What is being asked
Filter the listing for lines containing "components".

Recorded data
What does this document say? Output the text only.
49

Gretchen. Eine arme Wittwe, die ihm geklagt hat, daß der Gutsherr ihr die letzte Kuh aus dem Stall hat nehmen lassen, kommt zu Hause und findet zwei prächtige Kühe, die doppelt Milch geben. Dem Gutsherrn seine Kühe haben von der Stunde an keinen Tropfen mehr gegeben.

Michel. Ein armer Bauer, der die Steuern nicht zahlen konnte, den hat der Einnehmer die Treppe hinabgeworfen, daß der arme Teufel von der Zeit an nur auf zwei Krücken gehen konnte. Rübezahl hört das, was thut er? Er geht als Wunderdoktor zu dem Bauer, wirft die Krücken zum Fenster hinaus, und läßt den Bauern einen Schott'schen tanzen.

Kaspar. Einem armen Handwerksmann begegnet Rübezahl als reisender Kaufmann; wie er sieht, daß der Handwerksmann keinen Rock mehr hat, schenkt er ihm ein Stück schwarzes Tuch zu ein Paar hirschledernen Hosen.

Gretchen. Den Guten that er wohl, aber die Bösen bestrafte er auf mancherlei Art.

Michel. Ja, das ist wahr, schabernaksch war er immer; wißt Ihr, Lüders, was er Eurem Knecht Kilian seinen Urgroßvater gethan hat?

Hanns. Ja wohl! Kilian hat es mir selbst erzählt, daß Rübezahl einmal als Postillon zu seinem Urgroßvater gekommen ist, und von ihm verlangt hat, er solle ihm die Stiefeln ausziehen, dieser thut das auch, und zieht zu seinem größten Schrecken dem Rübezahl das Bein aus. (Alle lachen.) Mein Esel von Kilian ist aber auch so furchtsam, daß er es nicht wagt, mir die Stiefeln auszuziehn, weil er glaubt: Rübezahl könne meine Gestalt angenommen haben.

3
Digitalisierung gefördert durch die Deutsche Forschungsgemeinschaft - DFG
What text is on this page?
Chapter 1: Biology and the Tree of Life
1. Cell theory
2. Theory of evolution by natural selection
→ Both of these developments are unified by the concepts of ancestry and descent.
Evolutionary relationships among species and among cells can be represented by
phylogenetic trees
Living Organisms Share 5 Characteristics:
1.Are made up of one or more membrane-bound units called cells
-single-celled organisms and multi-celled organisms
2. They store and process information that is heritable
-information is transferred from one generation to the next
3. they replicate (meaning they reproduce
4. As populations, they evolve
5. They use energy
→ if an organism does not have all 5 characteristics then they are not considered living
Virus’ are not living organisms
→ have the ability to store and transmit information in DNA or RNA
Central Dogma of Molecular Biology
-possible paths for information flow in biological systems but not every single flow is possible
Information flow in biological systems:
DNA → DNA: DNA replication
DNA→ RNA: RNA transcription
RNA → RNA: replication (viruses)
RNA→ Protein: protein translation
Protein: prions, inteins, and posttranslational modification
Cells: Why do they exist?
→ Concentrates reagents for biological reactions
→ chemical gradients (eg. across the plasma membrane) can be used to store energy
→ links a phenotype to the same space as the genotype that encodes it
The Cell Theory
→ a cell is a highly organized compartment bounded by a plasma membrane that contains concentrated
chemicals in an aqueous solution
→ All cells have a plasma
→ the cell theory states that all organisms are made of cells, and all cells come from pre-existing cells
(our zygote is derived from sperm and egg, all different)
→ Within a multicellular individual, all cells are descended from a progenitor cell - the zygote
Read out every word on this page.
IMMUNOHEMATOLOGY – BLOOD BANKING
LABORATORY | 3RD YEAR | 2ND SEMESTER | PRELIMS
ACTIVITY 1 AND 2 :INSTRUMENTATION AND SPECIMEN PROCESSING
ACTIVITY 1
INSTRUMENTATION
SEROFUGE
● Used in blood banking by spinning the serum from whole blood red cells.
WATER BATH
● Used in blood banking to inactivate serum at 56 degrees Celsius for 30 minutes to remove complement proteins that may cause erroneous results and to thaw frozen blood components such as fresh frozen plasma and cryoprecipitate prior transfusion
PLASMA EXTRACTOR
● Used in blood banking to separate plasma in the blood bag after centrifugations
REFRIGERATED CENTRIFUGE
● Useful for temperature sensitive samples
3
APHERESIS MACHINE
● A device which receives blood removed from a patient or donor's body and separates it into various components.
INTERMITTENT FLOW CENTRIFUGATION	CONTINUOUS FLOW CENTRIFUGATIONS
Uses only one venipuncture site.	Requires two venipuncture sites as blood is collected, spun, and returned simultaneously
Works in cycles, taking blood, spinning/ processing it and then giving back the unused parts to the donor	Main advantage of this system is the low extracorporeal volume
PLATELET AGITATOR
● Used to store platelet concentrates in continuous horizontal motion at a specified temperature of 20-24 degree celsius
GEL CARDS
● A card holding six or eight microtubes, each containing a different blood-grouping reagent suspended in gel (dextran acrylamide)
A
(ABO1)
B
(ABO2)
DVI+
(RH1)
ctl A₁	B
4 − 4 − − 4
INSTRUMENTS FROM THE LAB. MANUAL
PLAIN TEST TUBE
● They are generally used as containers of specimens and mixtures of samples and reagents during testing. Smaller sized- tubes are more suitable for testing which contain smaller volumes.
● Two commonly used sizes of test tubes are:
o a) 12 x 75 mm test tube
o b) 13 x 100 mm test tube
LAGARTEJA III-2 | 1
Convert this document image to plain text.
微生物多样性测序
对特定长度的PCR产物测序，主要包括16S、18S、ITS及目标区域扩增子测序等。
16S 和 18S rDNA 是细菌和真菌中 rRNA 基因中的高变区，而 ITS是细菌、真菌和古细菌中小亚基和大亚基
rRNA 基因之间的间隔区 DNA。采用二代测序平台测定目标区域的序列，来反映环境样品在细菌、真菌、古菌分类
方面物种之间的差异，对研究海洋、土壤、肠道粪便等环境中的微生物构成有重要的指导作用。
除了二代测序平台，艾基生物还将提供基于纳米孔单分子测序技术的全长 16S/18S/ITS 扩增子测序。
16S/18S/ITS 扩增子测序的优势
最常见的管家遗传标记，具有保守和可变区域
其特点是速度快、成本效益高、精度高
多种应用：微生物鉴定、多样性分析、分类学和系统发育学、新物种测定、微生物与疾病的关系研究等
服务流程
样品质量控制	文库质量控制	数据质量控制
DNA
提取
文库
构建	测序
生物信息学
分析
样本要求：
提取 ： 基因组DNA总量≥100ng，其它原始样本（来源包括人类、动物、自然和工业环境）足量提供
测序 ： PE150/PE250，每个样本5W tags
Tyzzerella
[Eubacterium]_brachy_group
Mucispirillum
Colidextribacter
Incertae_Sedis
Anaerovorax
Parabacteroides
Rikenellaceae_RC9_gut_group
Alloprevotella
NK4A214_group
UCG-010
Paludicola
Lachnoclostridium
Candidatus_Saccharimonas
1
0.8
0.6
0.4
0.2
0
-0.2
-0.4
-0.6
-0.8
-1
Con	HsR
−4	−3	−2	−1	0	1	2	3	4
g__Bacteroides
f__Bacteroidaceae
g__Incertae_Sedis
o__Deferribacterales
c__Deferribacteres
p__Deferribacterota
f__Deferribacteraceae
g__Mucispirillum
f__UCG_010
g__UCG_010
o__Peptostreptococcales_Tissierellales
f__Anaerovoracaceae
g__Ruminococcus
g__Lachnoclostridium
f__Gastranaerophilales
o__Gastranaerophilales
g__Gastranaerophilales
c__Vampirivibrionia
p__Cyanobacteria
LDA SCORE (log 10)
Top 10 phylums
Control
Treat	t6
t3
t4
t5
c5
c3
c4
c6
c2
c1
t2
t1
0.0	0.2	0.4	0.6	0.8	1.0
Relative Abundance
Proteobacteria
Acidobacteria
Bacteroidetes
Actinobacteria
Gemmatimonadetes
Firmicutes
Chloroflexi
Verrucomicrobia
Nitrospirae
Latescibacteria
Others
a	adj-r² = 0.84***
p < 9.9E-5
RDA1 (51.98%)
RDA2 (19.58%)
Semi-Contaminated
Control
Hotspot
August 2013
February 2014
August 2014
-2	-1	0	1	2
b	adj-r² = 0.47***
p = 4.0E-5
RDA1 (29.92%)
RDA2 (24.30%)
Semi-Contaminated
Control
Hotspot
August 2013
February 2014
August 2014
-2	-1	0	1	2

Exercise answer
● Used in blood banking to inactivate serum at 56 degrees Celsius for 30 minutes to remove complement proteins that may cause erroneous results and to thaw frozen blood components such as fresh frozen plasma and cryoprecipitate prior transfusion
● A device which receives blood removed from a patient or donor's body and separates it into various components.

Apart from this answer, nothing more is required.